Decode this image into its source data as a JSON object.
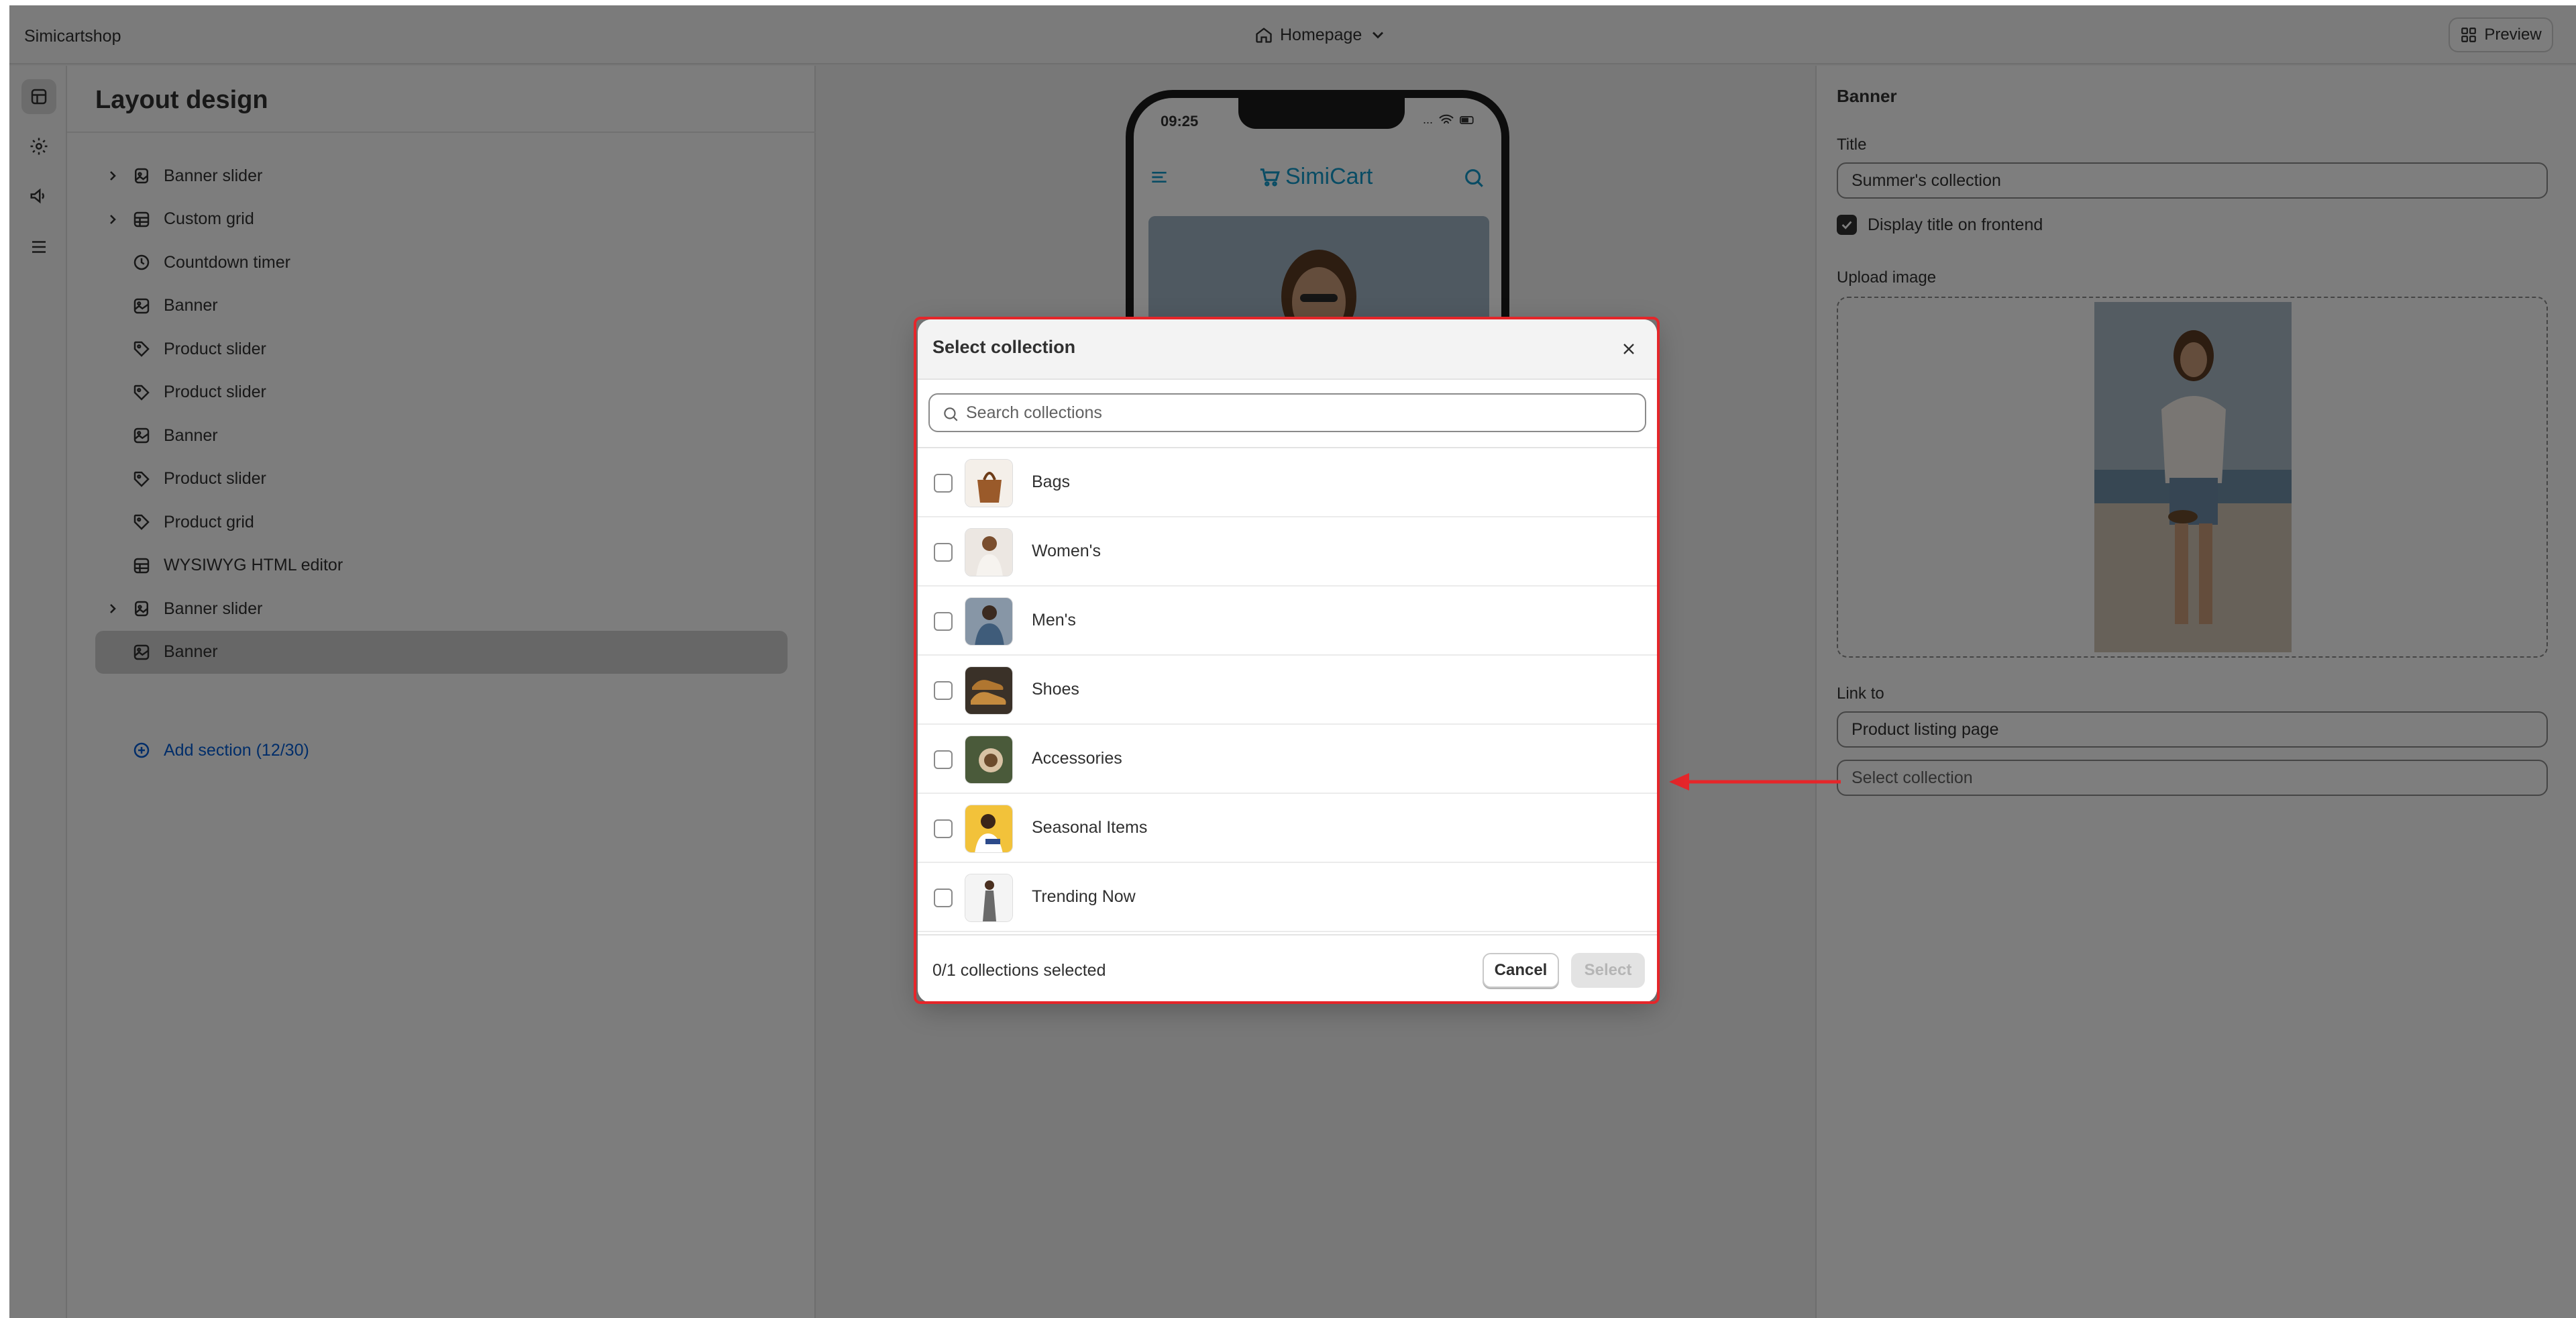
{
  "topbar": {
    "shop_name": "Simicartshop",
    "page_selector": "Homepage",
    "preview_label": "Preview"
  },
  "left_panel": {
    "title": "Layout design",
    "sections": [
      {
        "label": "Banner slider",
        "icon": "slider-icon",
        "expandable": true
      },
      {
        "label": "Custom grid",
        "icon": "grid-icon",
        "expandable": true
      },
      {
        "label": "Countdown timer",
        "icon": "clock-icon",
        "expandable": false
      },
      {
        "label": "Banner",
        "icon": "image-icon",
        "expandable": false
      },
      {
        "label": "Product slider",
        "icon": "tag-icon",
        "expandable": false
      },
      {
        "label": "Product slider",
        "icon": "tag-icon",
        "expandable": false
      },
      {
        "label": "Banner",
        "icon": "image-icon",
        "expandable": false
      },
      {
        "label": "Product slider",
        "icon": "tag-icon",
        "expandable": false
      },
      {
        "label": "Product grid",
        "icon": "tag-icon",
        "expandable": false
      },
      {
        "label": "WYSIWYG HTML editor",
        "icon": "grid-icon",
        "expandable": false
      },
      {
        "label": "Banner slider",
        "icon": "slider-icon",
        "expandable": true
      },
      {
        "label": "Banner",
        "icon": "image-icon",
        "expandable": false,
        "selected": true
      }
    ],
    "add_section_label": "Add section (12/30)"
  },
  "preview": {
    "time": "09:25",
    "status_dots": "...",
    "logo_text": "SimiCart"
  },
  "right_panel": {
    "title": "Banner",
    "title_label": "Title",
    "title_value": "Summer's collection",
    "display_title_label": "Display title on frontend",
    "display_title_checked": true,
    "upload_label": "Upload image",
    "link_label": "Link to",
    "link_value": "Product listing page",
    "collection_placeholder": "Select collection"
  },
  "modal": {
    "title": "Select collection",
    "search_placeholder": "Search collections",
    "collections": [
      {
        "name": "Bags"
      },
      {
        "name": "Women's"
      },
      {
        "name": "Men's"
      },
      {
        "name": "Shoes"
      },
      {
        "name": "Accessories"
      },
      {
        "name": "Seasonal Items"
      },
      {
        "name": "Trending Now"
      }
    ],
    "selected_count": "0/1 collections selected",
    "cancel_label": "Cancel",
    "select_label": "Select"
  },
  "colors": {
    "accent_link": "#005bd3",
    "highlight": "#e5262a",
    "logo": "#1398c9"
  }
}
----
**What the task asks**:
Count the lines of the listing above that include the word "selected" and state the total with nothing else.

**Exercise output**:
2